*Exercise*: Copy out every line of the records where the string "Full" occurs.

Extracted data entries
* * * * * * *

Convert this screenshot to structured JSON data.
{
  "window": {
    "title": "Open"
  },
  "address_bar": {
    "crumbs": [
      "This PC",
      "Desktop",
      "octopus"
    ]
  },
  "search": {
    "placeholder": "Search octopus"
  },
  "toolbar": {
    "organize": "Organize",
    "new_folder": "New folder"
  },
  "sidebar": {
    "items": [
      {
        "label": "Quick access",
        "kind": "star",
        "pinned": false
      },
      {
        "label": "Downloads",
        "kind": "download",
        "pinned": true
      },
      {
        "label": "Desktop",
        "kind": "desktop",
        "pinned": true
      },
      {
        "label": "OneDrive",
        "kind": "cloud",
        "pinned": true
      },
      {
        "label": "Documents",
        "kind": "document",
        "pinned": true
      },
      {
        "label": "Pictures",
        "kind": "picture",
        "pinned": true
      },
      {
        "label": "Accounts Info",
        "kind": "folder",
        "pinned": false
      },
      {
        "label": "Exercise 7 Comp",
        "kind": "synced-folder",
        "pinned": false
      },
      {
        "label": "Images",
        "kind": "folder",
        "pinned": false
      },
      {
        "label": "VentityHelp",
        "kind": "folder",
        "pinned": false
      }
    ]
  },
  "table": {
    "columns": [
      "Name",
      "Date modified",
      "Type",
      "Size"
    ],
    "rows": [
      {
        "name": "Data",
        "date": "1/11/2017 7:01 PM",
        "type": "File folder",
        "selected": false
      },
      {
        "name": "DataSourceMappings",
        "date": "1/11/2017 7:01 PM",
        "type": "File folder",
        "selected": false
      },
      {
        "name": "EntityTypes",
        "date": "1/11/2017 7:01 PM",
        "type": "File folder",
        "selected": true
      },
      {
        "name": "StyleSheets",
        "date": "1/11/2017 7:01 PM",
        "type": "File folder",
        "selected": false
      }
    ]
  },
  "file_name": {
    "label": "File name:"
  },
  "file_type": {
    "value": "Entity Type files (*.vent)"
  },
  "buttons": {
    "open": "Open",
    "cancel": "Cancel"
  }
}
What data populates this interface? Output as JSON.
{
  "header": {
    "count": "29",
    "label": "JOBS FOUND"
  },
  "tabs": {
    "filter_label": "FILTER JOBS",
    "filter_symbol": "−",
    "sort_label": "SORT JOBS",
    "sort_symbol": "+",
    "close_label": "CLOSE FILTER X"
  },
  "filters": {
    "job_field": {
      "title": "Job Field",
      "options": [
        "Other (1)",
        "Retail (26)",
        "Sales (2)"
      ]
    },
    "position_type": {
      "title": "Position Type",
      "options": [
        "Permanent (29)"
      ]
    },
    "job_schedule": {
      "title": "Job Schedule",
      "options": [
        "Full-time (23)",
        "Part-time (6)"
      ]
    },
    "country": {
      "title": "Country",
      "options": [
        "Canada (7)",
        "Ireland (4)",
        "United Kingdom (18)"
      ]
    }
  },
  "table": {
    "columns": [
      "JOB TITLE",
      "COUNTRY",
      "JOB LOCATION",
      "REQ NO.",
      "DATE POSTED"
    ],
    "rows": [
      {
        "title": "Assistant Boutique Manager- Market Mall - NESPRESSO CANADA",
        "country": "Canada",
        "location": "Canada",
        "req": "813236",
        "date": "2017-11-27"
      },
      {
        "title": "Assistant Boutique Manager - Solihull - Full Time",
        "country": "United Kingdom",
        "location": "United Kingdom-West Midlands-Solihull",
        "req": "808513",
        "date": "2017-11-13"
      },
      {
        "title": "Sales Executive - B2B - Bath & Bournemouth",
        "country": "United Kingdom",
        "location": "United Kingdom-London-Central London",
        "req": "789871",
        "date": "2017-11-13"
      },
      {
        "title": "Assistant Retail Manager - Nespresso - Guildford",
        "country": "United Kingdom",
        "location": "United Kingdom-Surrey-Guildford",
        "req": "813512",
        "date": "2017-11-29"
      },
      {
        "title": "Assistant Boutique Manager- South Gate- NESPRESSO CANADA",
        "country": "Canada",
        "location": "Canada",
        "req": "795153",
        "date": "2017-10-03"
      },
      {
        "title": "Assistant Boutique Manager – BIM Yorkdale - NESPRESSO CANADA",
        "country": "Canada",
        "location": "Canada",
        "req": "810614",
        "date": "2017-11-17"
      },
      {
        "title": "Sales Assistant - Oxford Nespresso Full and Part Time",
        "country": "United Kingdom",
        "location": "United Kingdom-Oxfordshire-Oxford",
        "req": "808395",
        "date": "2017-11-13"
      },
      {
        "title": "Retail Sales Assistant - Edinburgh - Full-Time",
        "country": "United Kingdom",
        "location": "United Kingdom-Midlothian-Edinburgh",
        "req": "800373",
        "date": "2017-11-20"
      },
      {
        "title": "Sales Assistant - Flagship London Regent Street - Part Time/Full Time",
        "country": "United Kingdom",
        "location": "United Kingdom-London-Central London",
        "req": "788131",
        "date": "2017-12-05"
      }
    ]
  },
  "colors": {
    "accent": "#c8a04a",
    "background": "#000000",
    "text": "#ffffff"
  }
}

* * * * * * *

*Written solution*:
        "Full-time (23)",
        "title": "Assistant Boutique Manager - Solihull - Full Time",
        "title": "Sales Assistant - Oxford Nespresso Full and Part Time",
        "title": "Retail Sales Assistant - Edinburgh - Full-Time",
        "title": "Sales Assistant - Flagship London Regent Street - Part Time/Full Time",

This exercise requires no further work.